Look through the data below and report how many lines include "agree". Only the number should be given.

* Begin MATERIALS PROVIDED *

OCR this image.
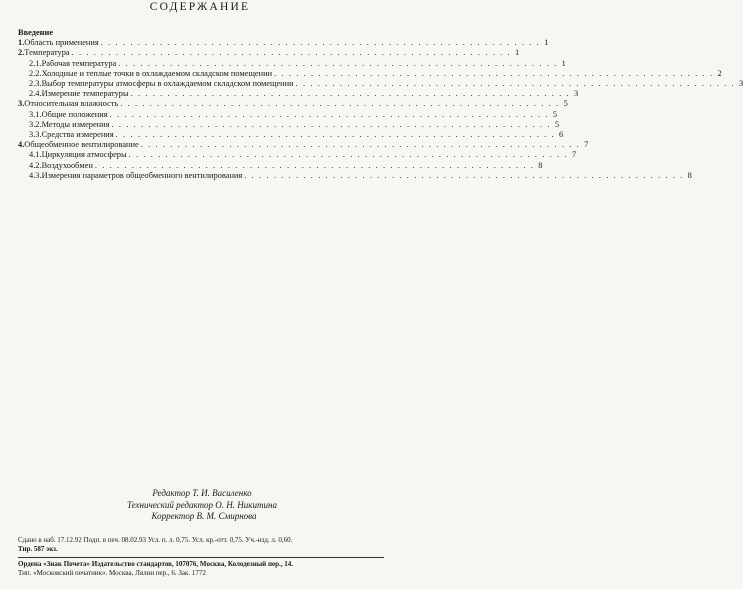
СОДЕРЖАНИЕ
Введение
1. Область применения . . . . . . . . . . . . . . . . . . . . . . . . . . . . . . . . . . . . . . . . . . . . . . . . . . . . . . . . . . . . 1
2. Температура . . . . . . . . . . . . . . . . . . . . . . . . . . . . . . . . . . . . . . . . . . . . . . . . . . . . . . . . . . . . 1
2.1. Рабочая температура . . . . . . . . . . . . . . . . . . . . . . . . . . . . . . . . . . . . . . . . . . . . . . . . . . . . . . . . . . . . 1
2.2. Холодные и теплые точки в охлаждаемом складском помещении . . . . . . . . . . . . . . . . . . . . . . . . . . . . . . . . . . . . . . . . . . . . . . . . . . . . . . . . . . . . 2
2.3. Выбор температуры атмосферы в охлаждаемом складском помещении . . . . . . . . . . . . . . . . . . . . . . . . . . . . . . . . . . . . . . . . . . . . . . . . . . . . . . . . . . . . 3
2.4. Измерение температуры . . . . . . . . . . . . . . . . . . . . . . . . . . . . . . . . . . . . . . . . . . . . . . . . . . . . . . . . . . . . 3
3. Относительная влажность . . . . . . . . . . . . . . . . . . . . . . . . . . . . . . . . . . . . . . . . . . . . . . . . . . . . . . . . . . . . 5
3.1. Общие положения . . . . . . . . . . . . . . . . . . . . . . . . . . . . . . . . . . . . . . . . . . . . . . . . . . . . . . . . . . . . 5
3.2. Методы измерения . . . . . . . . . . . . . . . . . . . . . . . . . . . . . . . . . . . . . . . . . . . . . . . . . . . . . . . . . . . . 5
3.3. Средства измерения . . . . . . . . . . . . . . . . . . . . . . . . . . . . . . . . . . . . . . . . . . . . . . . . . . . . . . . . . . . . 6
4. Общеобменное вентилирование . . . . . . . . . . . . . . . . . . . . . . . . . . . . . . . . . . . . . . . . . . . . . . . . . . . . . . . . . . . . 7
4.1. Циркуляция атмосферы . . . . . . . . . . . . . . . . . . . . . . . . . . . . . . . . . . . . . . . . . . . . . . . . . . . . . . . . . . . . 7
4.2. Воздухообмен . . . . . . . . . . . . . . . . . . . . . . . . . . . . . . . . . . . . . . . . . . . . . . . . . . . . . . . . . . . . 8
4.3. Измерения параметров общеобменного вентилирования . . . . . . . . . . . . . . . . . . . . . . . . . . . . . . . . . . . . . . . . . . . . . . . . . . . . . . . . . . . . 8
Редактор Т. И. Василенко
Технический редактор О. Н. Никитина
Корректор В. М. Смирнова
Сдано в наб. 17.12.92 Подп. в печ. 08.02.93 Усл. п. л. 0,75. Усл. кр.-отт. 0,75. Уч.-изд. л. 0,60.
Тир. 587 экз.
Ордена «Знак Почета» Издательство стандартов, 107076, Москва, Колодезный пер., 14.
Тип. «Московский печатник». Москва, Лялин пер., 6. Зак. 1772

* End MATERIALS PROVIDED *
* Begin MATERIALS PROVIDED *

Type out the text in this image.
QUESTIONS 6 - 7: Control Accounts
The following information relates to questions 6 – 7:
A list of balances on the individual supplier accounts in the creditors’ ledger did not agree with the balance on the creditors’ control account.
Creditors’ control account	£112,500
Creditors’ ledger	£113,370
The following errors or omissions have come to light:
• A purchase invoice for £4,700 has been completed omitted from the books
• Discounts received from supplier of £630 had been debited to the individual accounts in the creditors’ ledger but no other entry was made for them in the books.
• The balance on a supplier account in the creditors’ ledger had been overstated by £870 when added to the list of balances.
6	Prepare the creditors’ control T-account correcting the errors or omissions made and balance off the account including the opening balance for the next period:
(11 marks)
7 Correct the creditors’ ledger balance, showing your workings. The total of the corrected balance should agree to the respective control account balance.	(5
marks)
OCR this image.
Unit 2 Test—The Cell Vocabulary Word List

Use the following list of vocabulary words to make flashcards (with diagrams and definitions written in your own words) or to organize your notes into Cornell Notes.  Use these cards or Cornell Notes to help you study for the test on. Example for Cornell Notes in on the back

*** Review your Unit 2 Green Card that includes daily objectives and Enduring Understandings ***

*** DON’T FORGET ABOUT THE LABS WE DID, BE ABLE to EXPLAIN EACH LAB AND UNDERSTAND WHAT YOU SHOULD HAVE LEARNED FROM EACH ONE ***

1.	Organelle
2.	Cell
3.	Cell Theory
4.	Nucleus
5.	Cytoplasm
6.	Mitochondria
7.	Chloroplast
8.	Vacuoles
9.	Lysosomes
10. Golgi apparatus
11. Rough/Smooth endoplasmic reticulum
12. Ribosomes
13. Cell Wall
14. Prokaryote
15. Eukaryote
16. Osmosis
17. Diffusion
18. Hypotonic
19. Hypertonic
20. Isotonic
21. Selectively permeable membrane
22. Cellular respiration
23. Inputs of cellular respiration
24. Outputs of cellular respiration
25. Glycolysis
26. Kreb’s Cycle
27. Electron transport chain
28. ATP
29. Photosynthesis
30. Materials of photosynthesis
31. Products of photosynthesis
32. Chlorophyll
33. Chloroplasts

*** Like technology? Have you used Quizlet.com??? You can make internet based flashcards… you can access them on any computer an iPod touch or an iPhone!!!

* End MATERIALS PROVIDED *

→ RESULT
2